**Data records:**
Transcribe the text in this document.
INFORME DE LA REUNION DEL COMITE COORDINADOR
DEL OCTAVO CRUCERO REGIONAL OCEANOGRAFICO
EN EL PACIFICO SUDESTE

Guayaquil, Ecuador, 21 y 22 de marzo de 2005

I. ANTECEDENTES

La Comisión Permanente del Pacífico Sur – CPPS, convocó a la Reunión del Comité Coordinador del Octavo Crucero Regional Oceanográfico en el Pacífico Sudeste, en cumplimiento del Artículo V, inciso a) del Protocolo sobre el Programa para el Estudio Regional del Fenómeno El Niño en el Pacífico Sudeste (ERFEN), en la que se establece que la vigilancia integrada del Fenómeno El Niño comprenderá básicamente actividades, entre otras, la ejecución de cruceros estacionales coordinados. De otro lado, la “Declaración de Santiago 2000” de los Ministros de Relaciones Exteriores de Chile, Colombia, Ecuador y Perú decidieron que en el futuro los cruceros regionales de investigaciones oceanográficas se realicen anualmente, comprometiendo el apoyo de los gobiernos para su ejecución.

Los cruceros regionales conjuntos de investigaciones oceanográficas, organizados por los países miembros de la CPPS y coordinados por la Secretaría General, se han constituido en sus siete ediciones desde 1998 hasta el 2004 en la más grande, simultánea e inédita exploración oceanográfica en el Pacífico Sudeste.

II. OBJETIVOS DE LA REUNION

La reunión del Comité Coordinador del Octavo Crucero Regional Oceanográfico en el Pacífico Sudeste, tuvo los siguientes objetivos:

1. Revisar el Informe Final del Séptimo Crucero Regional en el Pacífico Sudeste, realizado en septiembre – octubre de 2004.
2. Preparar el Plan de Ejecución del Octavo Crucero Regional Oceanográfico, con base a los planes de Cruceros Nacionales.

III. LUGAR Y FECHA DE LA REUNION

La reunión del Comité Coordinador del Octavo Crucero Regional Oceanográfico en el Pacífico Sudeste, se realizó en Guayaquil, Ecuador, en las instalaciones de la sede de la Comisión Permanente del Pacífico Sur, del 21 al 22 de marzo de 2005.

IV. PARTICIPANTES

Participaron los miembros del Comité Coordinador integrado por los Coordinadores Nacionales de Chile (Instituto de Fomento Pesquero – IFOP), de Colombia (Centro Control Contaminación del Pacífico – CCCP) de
...
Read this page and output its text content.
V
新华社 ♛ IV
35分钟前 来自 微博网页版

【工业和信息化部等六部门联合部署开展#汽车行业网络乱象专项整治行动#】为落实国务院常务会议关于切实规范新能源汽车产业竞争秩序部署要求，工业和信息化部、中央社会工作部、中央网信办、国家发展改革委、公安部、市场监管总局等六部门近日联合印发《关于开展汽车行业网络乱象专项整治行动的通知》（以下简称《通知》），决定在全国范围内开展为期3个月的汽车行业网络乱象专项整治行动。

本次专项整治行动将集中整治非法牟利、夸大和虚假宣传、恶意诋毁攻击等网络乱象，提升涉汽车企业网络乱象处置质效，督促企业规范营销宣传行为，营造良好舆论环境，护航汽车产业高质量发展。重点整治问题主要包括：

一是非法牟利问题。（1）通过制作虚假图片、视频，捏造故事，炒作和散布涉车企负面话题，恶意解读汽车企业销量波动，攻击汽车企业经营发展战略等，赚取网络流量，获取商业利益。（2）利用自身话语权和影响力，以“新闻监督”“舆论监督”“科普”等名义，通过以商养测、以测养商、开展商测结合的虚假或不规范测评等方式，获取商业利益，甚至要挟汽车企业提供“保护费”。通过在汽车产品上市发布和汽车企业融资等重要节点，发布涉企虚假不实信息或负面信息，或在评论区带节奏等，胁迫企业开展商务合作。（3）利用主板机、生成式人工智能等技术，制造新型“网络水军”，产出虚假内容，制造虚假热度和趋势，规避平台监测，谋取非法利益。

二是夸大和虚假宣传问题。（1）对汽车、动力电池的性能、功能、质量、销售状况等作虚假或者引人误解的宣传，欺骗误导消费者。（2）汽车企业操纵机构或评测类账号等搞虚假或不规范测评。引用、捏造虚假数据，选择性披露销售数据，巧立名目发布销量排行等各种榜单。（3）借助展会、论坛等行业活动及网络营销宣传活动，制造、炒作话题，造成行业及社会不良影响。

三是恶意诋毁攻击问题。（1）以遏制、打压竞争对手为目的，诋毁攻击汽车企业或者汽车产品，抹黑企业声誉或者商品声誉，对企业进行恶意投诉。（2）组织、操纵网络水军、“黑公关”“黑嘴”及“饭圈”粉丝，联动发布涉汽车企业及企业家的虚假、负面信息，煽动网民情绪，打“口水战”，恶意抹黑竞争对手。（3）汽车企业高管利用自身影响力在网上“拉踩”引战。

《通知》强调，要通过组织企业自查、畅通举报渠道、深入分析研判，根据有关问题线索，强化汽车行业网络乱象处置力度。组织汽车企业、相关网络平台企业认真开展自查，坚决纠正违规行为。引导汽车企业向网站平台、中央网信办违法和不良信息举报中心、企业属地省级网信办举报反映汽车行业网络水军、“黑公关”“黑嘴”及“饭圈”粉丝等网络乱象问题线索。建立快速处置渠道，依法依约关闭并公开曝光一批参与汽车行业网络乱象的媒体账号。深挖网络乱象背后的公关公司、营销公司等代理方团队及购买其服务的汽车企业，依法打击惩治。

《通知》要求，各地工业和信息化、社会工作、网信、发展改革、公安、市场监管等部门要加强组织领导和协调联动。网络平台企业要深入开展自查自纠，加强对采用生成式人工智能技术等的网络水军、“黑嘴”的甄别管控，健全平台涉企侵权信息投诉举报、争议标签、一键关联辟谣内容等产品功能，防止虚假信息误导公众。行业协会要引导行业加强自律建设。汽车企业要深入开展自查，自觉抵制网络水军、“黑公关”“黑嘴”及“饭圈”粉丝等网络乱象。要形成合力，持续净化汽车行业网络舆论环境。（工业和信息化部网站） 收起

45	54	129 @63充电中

**Short task:**
In the listing, find all lines with the string "Nacionales" and copy them.

**Solution to this problem:**
2. Preparar el Plan de Ejecución del Octavo Crucero Regional Oceanográfico, con base a los planes de Cruceros Nacionales.
Participaron los miembros del Comité Coordinador integrado por los Coordinadores Nacionales de Chile (Instituto de Fomento Pesquero – IFOP), de Colombia (Centro Control Contaminación del Pacífico – CCCP) de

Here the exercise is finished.